** begin Stored records **

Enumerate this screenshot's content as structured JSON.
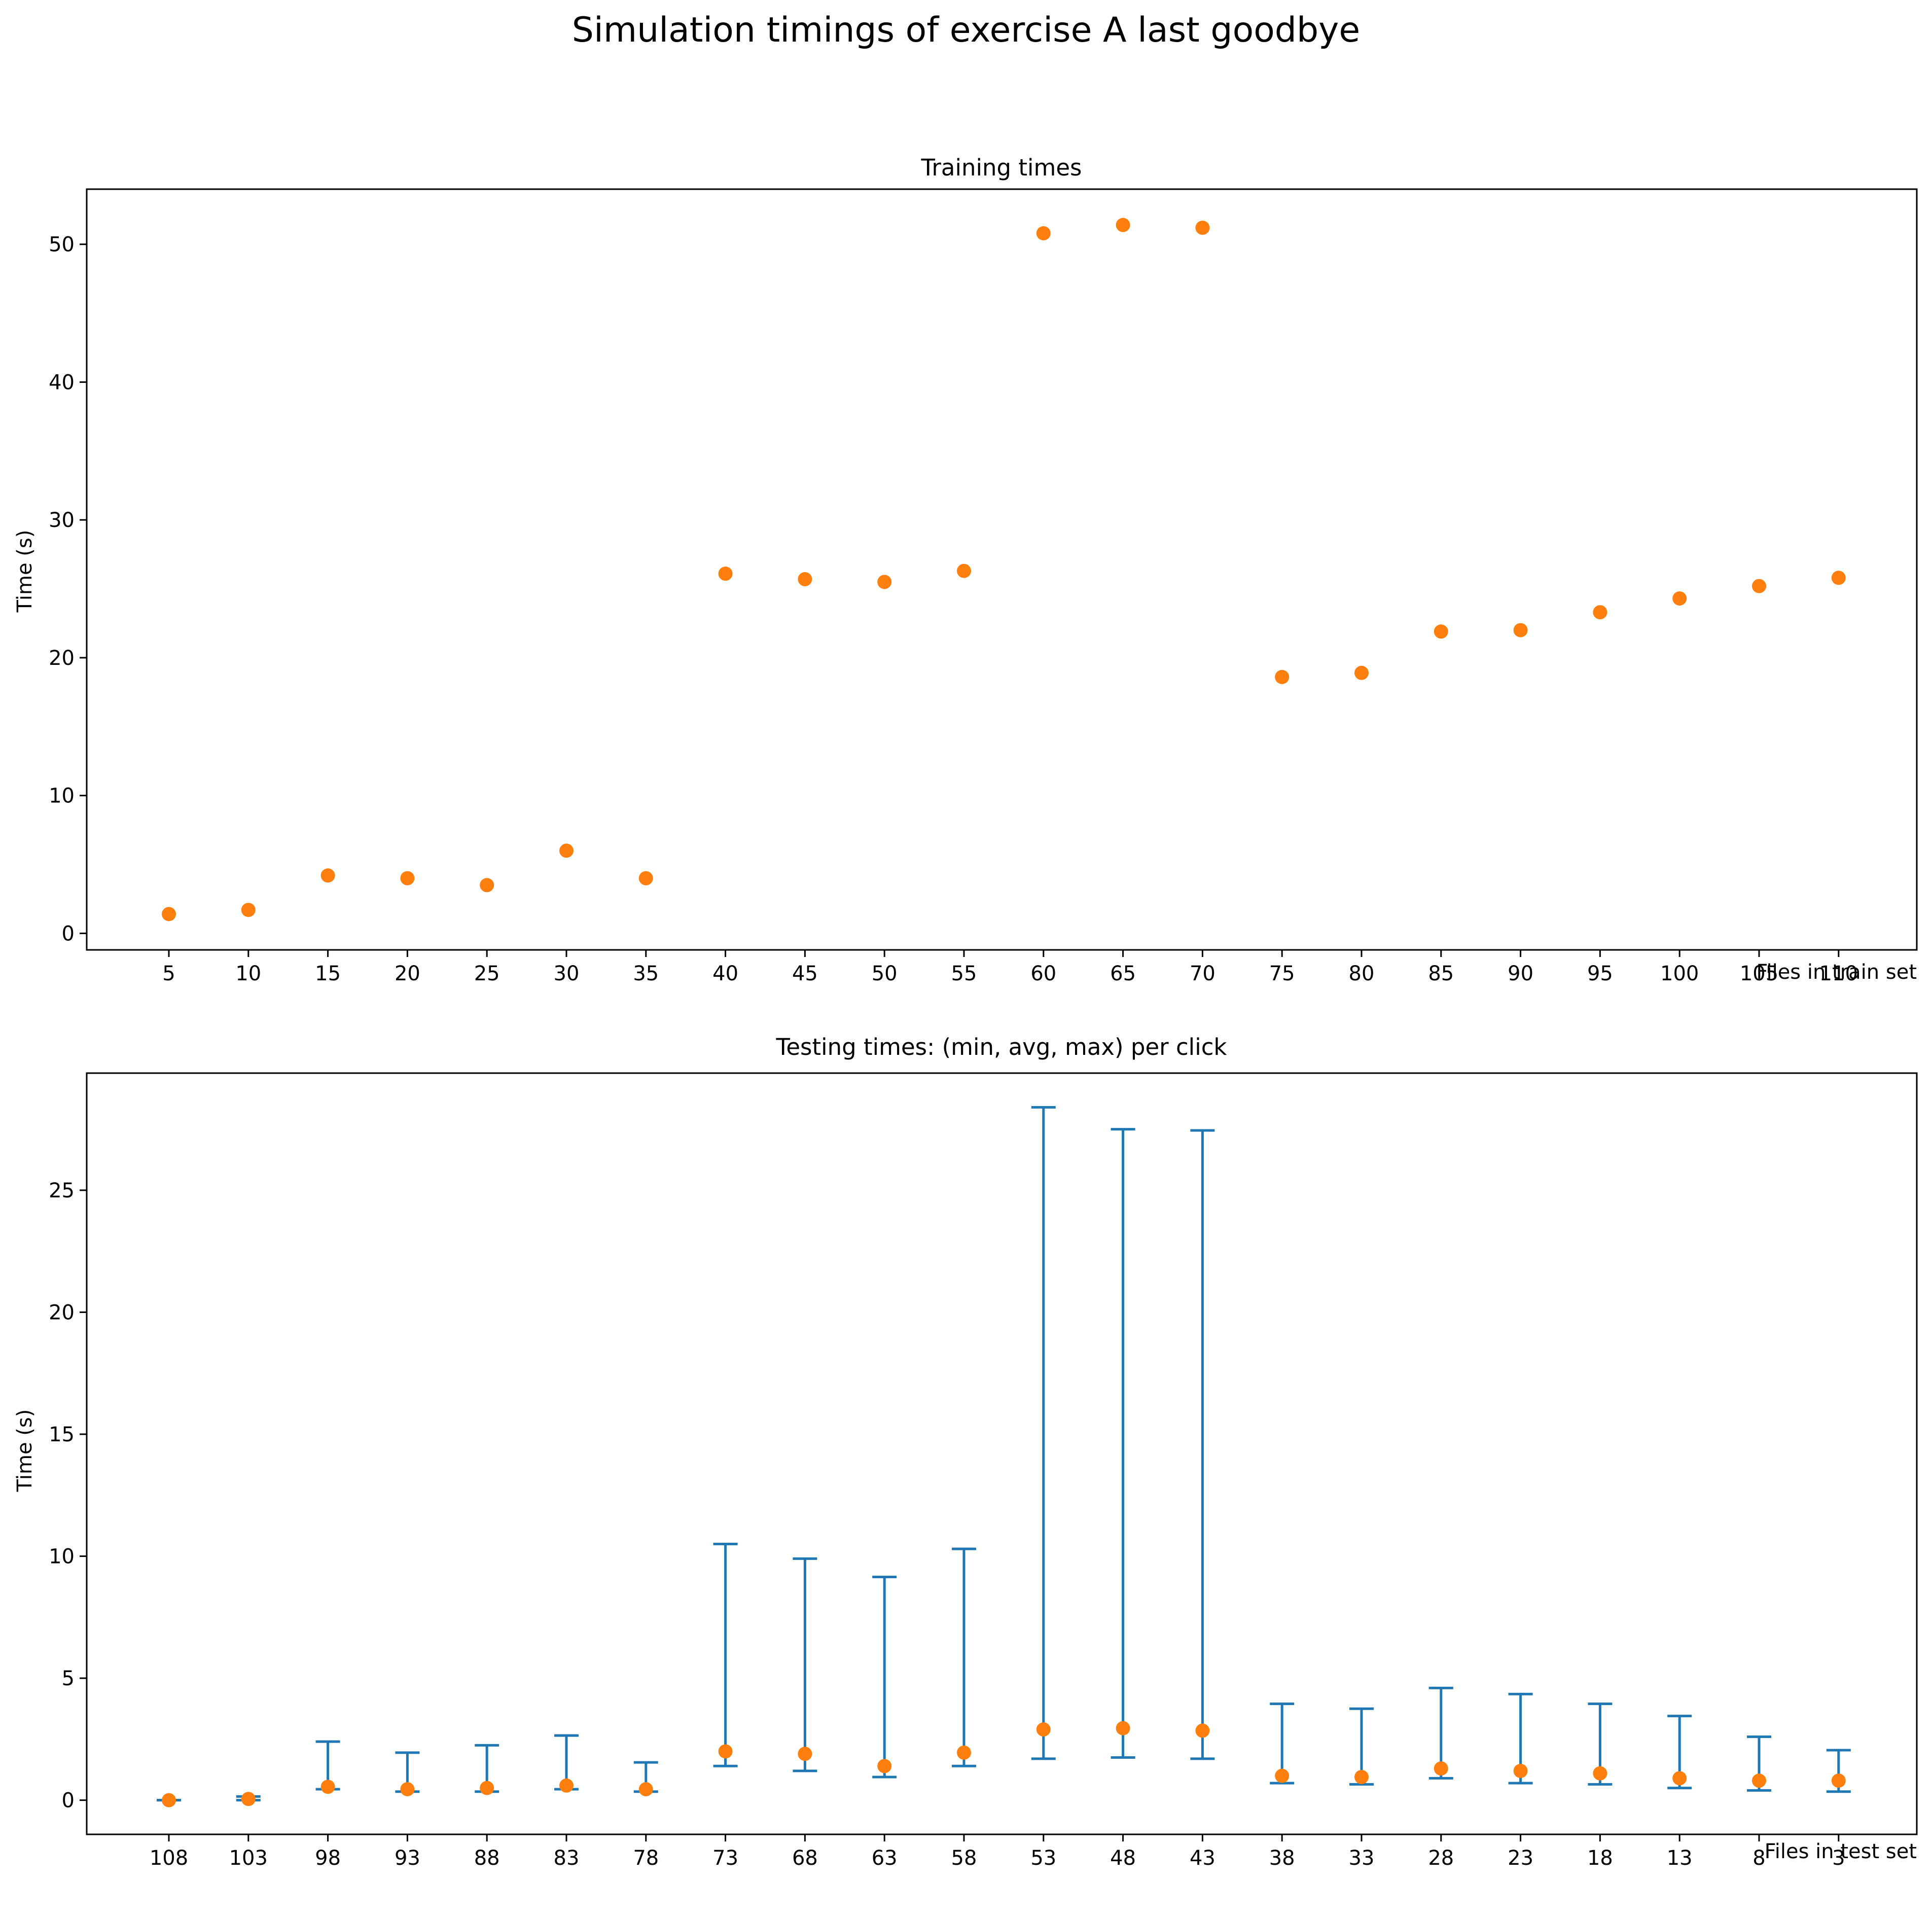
{
  "figure": {
    "suptitle": "Simulation timings of exercise A last goodbye"
  },
  "colors": {
    "marker": "#ff7f0e",
    "errorbar": "#1f77b4",
    "axes": "#000000"
  },
  "chart_data": [
    {
      "type": "scatter",
      "title": "Training times",
      "xlabel": "Files in train set",
      "ylabel": "Time (s)",
      "categories": [
        "5",
        "10",
        "15",
        "20",
        "25",
        "30",
        "35",
        "40",
        "45",
        "50",
        "55",
        "60",
        "65",
        "70",
        "75",
        "80",
        "85",
        "90",
        "95",
        "100",
        "105",
        "110"
      ],
      "values": [
        1.4,
        1.7,
        4.2,
        4.0,
        3.5,
        6.0,
        4.0,
        26.1,
        25.7,
        25.5,
        26.3,
        50.8,
        51.4,
        51.2,
        18.6,
        18.9,
        21.9,
        22.0,
        23.3,
        24.3,
        25.2,
        25.8
      ],
      "ylim": [
        -1.2,
        54.0
      ],
      "yticks": [
        0,
        10,
        20,
        30,
        40,
        50
      ],
      "grid": false,
      "legend": "none"
    },
    {
      "type": "scatter",
      "title": "Testing times: (min, avg, max) per click",
      "xlabel": "Files in test set",
      "ylabel": "Time (s)",
      "categories": [
        "108",
        "103",
        "98",
        "93",
        "88",
        "83",
        "78",
        "73",
        "68",
        "63",
        "58",
        "53",
        "48",
        "43",
        "38",
        "33",
        "28",
        "23",
        "18",
        "13",
        "8",
        "3"
      ],
      "values": [
        0.0,
        0.05,
        0.55,
        0.45,
        0.5,
        0.6,
        0.45,
        2.0,
        1.9,
        1.4,
        1.95,
        2.9,
        2.95,
        2.85,
        1.0,
        0.95,
        1.3,
        1.2,
        1.1,
        0.9,
        0.8,
        0.8
      ],
      "min": [
        0.0,
        0.0,
        0.45,
        0.35,
        0.35,
        0.45,
        0.35,
        1.4,
        1.2,
        0.95,
        1.4,
        1.7,
        1.75,
        1.7,
        0.7,
        0.65,
        0.9,
        0.7,
        0.65,
        0.5,
        0.4,
        0.35
      ],
      "max": [
        0.0,
        0.15,
        2.4,
        1.95,
        2.25,
        2.65,
        1.55,
        10.5,
        9.9,
        9.15,
        10.3,
        28.4,
        27.5,
        27.45,
        3.95,
        3.75,
        4.6,
        4.35,
        3.95,
        3.45,
        2.6,
        2.05
      ],
      "ylim": [
        -1.4,
        29.8
      ],
      "yticks": [
        0,
        5,
        10,
        15,
        20,
        25
      ],
      "grid": false,
      "legend": "none"
    }
  ]
}
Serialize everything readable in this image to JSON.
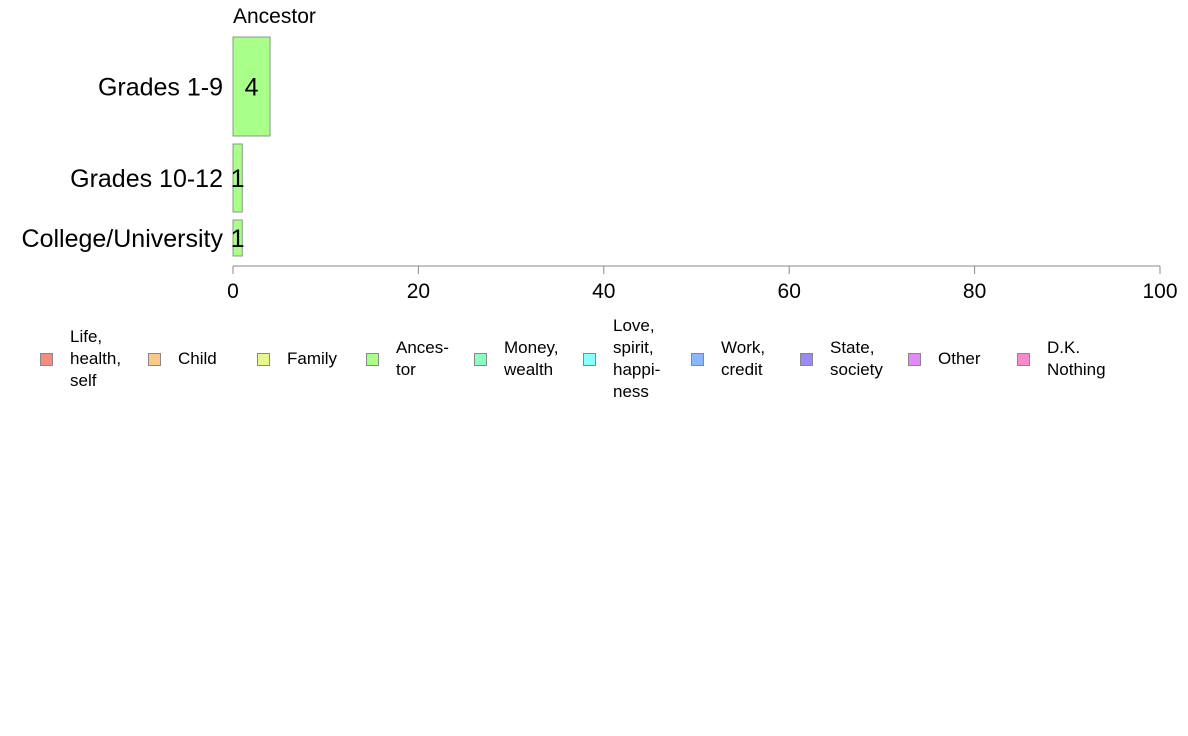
{
  "chart_data": {
    "type": "bar",
    "orientation": "horizontal",
    "stacked": true,
    "facet_title": "Ancestor",
    "categories": [
      "Grades 1-9",
      "Grades 10-12",
      "College/University"
    ],
    "series": [
      {
        "name": "Ancestor",
        "values": [
          4,
          1,
          1
        ],
        "labels": [
          "4",
          "1",
          "1"
        ],
        "color": "#a8ff8a"
      }
    ],
    "xlim": [
      0,
      100
    ],
    "xticks": [
      0,
      20,
      40,
      60,
      80,
      100
    ],
    "grid": false,
    "legend_position": "bottom",
    "legend": [
      {
        "label": "Life,\nhealth,\nself",
        "color": "#f28b82"
      },
      {
        "label": "Child",
        "color": "#f9c88a"
      },
      {
        "label": "Family",
        "color": "#eaf78a"
      },
      {
        "label": "Ances-\ntor",
        "color": "#a8ff8a"
      },
      {
        "label": "Money,\nwealth",
        "color": "#8affc0"
      },
      {
        "label": "Love,\nspirit,\nhappi-\nness",
        "color": "#8affff"
      },
      {
        "label": "Work,\ncredit",
        "color": "#8ab6ff"
      },
      {
        "label": "State,\nsociety",
        "color": "#9a8af5"
      },
      {
        "label": "Other",
        "color": "#e38af7"
      },
      {
        "label": "D.K.\nNothing",
        "color": "#f78acb"
      }
    ]
  }
}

** end Stored records **

Copy each line holding the word "JSON" from the listing above.

Task answer —
Enumerate this screenshot's content as structured JSON.
Serialize everything readable in this image to JSON.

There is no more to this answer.